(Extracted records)
BEGIN
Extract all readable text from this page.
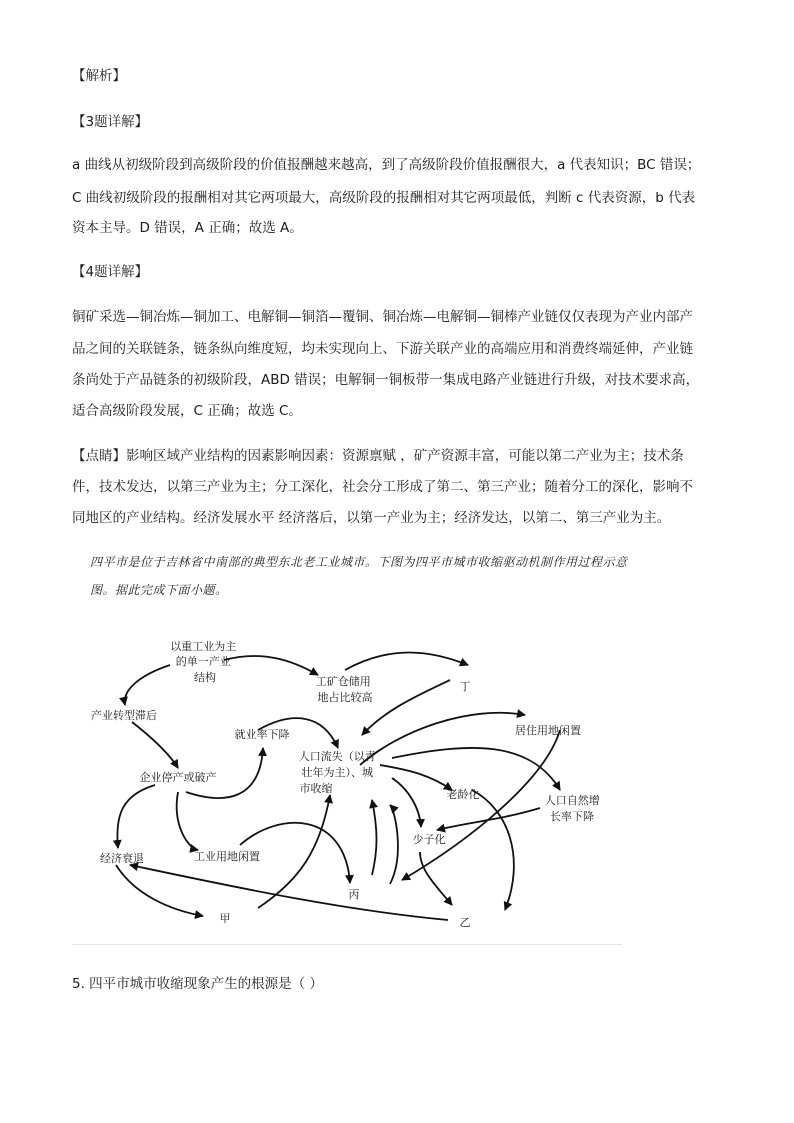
【解析】

【3题详解】

a 曲线从初级阶段到高级阶段的价值报酬越来越高，到了高级阶段价值报酬很大，a 代表知识；BC 错误；

C 曲线初级阶段的报酬相对其它两项最大，高级阶段的报酬相对其它两项最低，判断 c 代表资源，b 代表

资本主导。D 错误，A 正确；故选 A。

【4题详解】

铜矿采选—铜冶炼—铜加工、电解铜—铜箔—覆铜、铜冶炼—电解铜—铜棒产业链仅仅表现为产业内部产

品之间的关联链条，链条纵向维度短，均未实现向上、下游关联产业的高端应用和消费终端延伸，产业链

条尚处于产品链条的初级阶段，ABD 错误；电解铜一铜板带一集成电路产业链进行升级，对技术要求高，

适合高级阶段发展，C 正确；故选 C。

【点睛】影响区域产业结构的因素影响因素：资源禀赋 ，矿产资源丰富，可能以第二产业为主；技术条

件，技术发达，以第三产业为主；分工深化，社会分工形成了第二、第三产业；随着分工的深化，影响不

同地区的产业结构。经济发展水平 经济落后，以第一产业为主；经济发达，以第二、第三产业为主。

四平市是位于吉林省中南部的典型东北老工业城市。下图为四平市城市收缩驱动机制作用过程示意

图。据此完成下面小题。

以重工业为主 的单一产业 结构	工矿仓储用 地占比较高
丁
产业转型滞后
就业率下降	居住用地闲置
人口流失（以青 壮年为主）、城 市收缩
企业停产或破产
老龄化	人口自然增 长率下降
少子化
经济衰退	工业用地闲置
丙
甲	乙

5. 四平市城市收缩现象产生的根源是（ ）
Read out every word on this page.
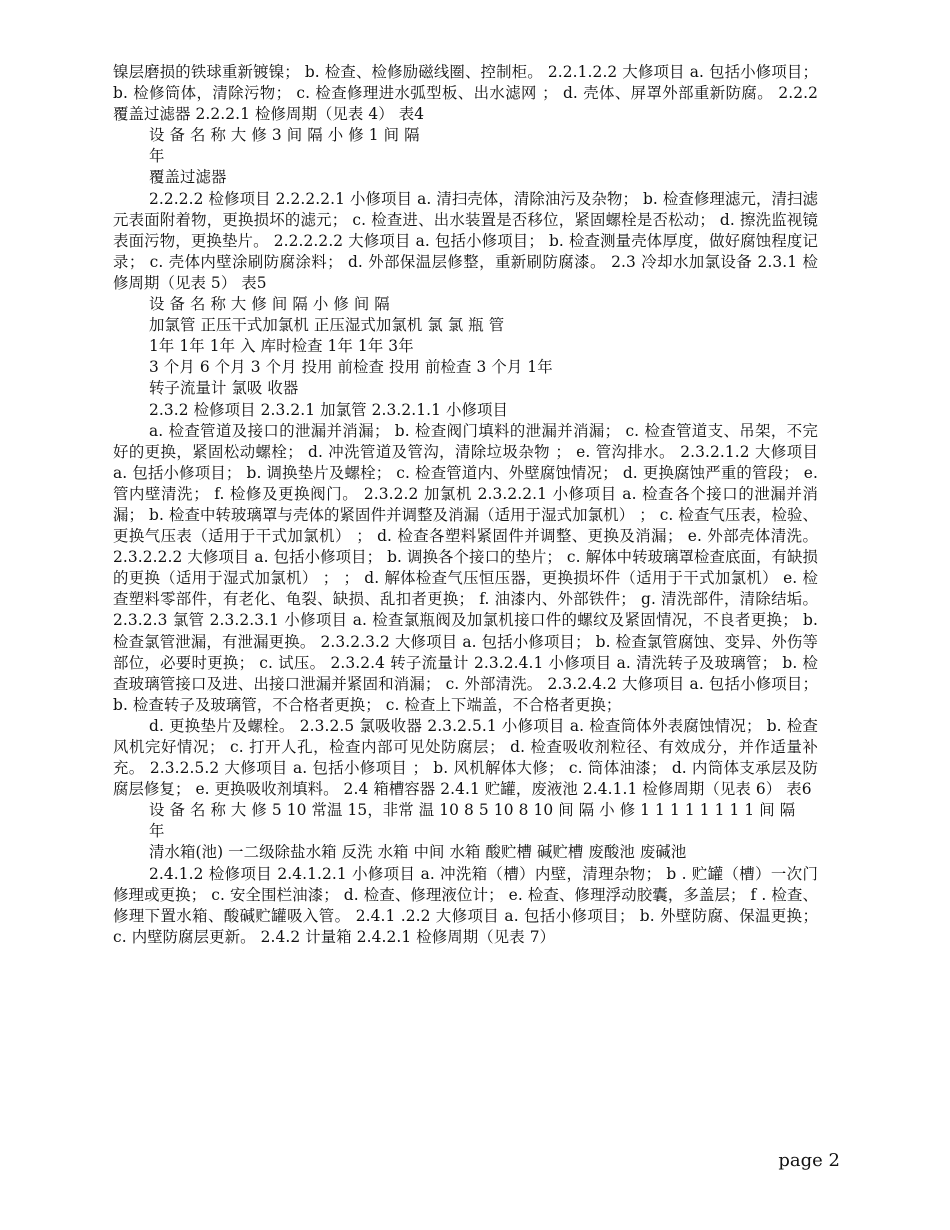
镍层磨损的铁球重新镀镍； b. 检查、检修励磁线圈、控制柜。 2.2.1.2.2 大修项目 a. 包括小修项目； b. 检修筒体，清除污物； c. 检查修理进水弧型板、出水滤网 ； d. 壳体、屏罩外部重新防腐。 2.2.2 覆盖过滤器 2.2.2.1 检修周期（见表 4） 表4

设 备 名 称 大 修 3 间 隔 小 修 1 间 隔

年

覆盖过滤器

2.2.2.2 检修项目 2.2.2.2.1 小修项目 a. 清扫壳体，清除油污及杂物； b. 检查修理滤元，清扫滤元表面附着物，更换损坏的滤元； c. 检查进、出水装置是否移位，紧固螺栓是否松动； d. 擦洗监视镜表面污物，更换垫片。 2.2.2.2.2 大修项目 a. 包括小修项目； b. 检查测量壳体厚度，做好腐蚀程度记录； c. 壳体内壁涂刷防腐涂料； d. 外部保温层修整，重新刷防腐漆。 2.3 冷却水加氯设备 2.3.1 检修周期（见表 5） 表5

设 备 名 称 大 修 间 隔 小 修 间 隔

加氯管 正压干式加氯机 正压湿式加氯机 氯 氯 瓶 管

1年 1年 1年 入 库时检查 1年 1年 3年

3 个月 6 个月 3 个月 投用 前检查 投用 前检查 3 个月 1年

转子流量计 氯吸 收器

2.3.2 检修项目 2.3.2.1 加氯管 2.3.2.1.1 小修项目

a. 检查管道及接口的泄漏并消漏； b. 检查阀门填料的泄漏并消漏； c. 检查管道支、吊架，不完好的更换，紧固松动螺栓； d. 冲洗管道及管沟，清除垃圾杂物 ； e. 管沟排水。 2.3.2.1.2 大修项目 a. 包括小修项目； b. 调换垫片及螺栓； c. 检查管道内、外壁腐蚀情况； d. 更换腐蚀严重的管段； e. 管内壁清洗； f. 检修及更换阀门。 2.3.2.2 加氯机 2.3.2.2.1 小修项目 a. 检查各个接口的泄漏并消漏； b. 检查中转玻璃罩与壳体的紧固件并调整及消漏（适用于湿式加氯机） ； c. 检查气压表，检验、更换气压表（适用于干式加氯机） ； d. 检查各塑料紧固件并调整、更换及消漏； e. 外部壳体清洗。 2.3.2.2.2 大修项目 a. 包括小修项目； b. 调换各个接口的垫片； c. 解体中转玻璃罩检查底面，有缺损的更换（适用于湿式加氯机） ； ； d. 解体检查气压恒压器，更换损坏件（适用于干式加氯机） e. 检查塑料零部件，有老化、龟裂、缺损、乱扣者更换； f. 油漆内、外部铁件； g. 清洗部件，清除结垢。 2.3.2.3 氯管 2.3.2.3.1 小修项目 a. 检查氯瓶阀及加氯机接口件的螺纹及紧固情况，不良者更换； b. 检查氯管泄漏，有泄漏更换。 2.3.2.3.2 大修项目 a. 包括小修项目； b. 检查氯管腐蚀、变异、外伤等部位，必要时更换； c. 试压。 2.3.2.4 转子流量计 2.3.2.4.1 小修项目 a. 清洗转子及玻璃管； b. 检查玻璃管接口及进、出接口泄漏并紧固和消漏； c. 外部清洗。 2.3.2.4.2 大修项目 a. 包括小修项目； b. 检查转子及玻璃管，不合格者更换； c. 检查上下端盖，不合格者更换；

d. 更换垫片及螺栓。 2.3.2.5 氯吸收器 2.3.2.5.1 小修项目 a. 检查筒体外表腐蚀情况； b. 检查风机完好情况； c. 打开人孔，检查内部可见处防腐层； d. 检查吸收剂粒径、有效成分，并作适量补充。 2.3.2.5.2 大修项目 a. 包括小修项目 ； b. 风机解体大修； c. 筒体油漆； d. 内筒体支承层及防腐层修复； e. 更换吸收剂填料。 2.4 箱槽容器 2.4.1 贮罐，废液池 2.4.1.1 检修周期（见表 6） 表6

设 备 名 称 大 修 5 10 常温 15，非常 温 10 8 5 10 8 10 间 隔 小 修 1 1 1 1 1 1 1 1 间 隔

年

清水箱(池) 一二级除盐水箱 反洗 水箱 中间 水箱 酸贮槽 碱贮槽 废酸池 废碱池

2.4.1.2 检修项目 2.4.1.2.1 小修项目 a. 冲洗箱（槽）内壁，清理杂物； b . 贮罐（槽）一次门修理或更换； c. 安全围栏油漆； d. 检查、修理液位计； e. 检查、修理浮动胶囊，多盖层； f . 检查、修理下置水箱、酸碱贮罐吸入管。 2.4.1 .2.2 大修项目 a. 包括小修项目； b. 外壁防腐、保温更换； c. 内壁防腐层更新。 2.4.2 计量箱 2.4.2.1 检修周期（见表 7）

page 2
END
## Set exercise
Search the data for "page". Copy every matching line.

## Finished exercise
Extract all readable text from this page.
Read out every word on this page.
page 2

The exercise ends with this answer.